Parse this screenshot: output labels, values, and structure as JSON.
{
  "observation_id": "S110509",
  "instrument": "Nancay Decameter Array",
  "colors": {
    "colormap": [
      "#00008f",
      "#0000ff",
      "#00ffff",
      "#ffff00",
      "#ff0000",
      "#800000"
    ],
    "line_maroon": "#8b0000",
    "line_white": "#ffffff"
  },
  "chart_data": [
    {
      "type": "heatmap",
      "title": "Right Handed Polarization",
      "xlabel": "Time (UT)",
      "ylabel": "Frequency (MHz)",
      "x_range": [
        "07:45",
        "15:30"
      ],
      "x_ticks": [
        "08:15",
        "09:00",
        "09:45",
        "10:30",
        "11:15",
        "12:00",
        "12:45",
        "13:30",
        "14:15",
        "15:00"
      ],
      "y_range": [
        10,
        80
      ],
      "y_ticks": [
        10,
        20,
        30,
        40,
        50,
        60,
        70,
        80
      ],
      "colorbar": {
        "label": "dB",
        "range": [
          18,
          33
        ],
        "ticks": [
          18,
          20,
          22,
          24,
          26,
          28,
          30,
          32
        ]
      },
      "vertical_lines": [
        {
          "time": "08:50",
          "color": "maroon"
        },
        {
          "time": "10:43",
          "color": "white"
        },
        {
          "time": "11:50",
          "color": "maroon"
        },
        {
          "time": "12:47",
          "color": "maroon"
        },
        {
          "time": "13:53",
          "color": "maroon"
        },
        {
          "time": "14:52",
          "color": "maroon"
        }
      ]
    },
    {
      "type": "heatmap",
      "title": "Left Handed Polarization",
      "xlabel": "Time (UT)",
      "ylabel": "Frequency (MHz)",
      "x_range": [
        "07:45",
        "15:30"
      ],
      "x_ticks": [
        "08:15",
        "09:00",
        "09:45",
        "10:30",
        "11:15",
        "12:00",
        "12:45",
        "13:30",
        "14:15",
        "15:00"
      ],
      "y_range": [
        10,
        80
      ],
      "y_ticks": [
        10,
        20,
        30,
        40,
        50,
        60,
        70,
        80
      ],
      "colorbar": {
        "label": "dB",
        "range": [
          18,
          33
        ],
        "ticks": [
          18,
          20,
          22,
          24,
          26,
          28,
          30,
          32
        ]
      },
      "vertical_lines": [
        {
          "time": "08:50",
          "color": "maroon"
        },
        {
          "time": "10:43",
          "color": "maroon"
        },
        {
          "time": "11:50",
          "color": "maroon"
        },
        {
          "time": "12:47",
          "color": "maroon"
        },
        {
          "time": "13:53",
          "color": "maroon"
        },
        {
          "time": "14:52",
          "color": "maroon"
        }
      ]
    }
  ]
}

- Exercise prompt -
Using the material above, print every entry exactly as written.

- Exercise output -
Parse this screenshot: output labels, values, and structure as JSON.
{
  "observation_id": "S110509",
  "instrument": "Nancay Decameter Array",
  "colors": {
    "colormap": [
      "#00008f",
      "#0000ff",
      "#00ffff",
      "#ffff00",
      "#ff0000",
      "#800000"
    ],
    "line_maroon": "#8b0000",
    "line_white": "#ffffff"
  },
  "chart_data": [
    {
      "type": "heatmap",
      "title": "Right Handed Polarization",
      "xlabel": "Time (UT)",
      "ylabel": "Frequency (MHz)",
      "x_range": [
        "07:45",
        "15:30"
      ],
      "x_ticks": [
        "08:15",
        "09:00",
        "09:45",
        "10:30",
        "11:15",
        "12:00",
        "12:45",
        "13:30",
        "14:15",
        "15:00"
      ],
      "y_range": [
        10,
        80
      ],
      "y_ticks": [
        10,
        20,
        30,
        40,
        50,
        60,
        70,
        80
      ],
      "colorbar": {
        "label": "dB",
        "range": [
          18,
          33
        ],
        "ticks": [
          18,
          20,
          22,
          24,
          26,
          28,
          30,
          32
        ]
      },
      "vertical_lines": [
        {
          "time": "08:50",
          "color": "maroon"
        },
        {
          "time": "10:43",
          "color": "white"
        },
        {
          "time": "11:50",
          "color": "maroon"
        },
        {
          "time": "12:47",
          "color": "maroon"
        },
        {
          "time": "13:53",
          "color": "maroon"
        },
        {
          "time": "14:52",
          "color": "maroon"
        }
      ]
    },
    {
      "type": "heatmap",
      "title": "Left Handed Polarization",
      "xlabel": "Time (UT)",
      "ylabel": "Frequency (MHz)",
      "x_range": [
        "07:45",
        "15:30"
      ],
      "x_ticks": [
        "08:15",
        "09:00",
        "09:45",
        "10:30",
        "11:15",
        "12:00",
        "12:45",
        "13:30",
        "14:15",
        "15:00"
      ],
      "y_range": [
        10,
        80
      ],
      "y_ticks": [
        10,
        20,
        30,
        40,
        50,
        60,
        70,
        80
      ],
      "colorbar": {
        "label": "dB",
        "range": [
          18,
          33
        ],
        "ticks": [
          18,
          20,
          22,
          24,
          26,
          28,
          30,
          32
        ]
      },
      "vertical_lines": [
        {
          "time": "08:50",
          "color": "maroon"
        },
        {
          "time": "10:43",
          "color": "maroon"
        },
        {
          "time": "11:50",
          "color": "maroon"
        },
        {
          "time": "12:47",
          "color": "maroon"
        },
        {
          "time": "13:53",
          "color": "maroon"
        },
        {
          "time": "14:52",
          "color": "maroon"
        }
      ]
    }
  ]
}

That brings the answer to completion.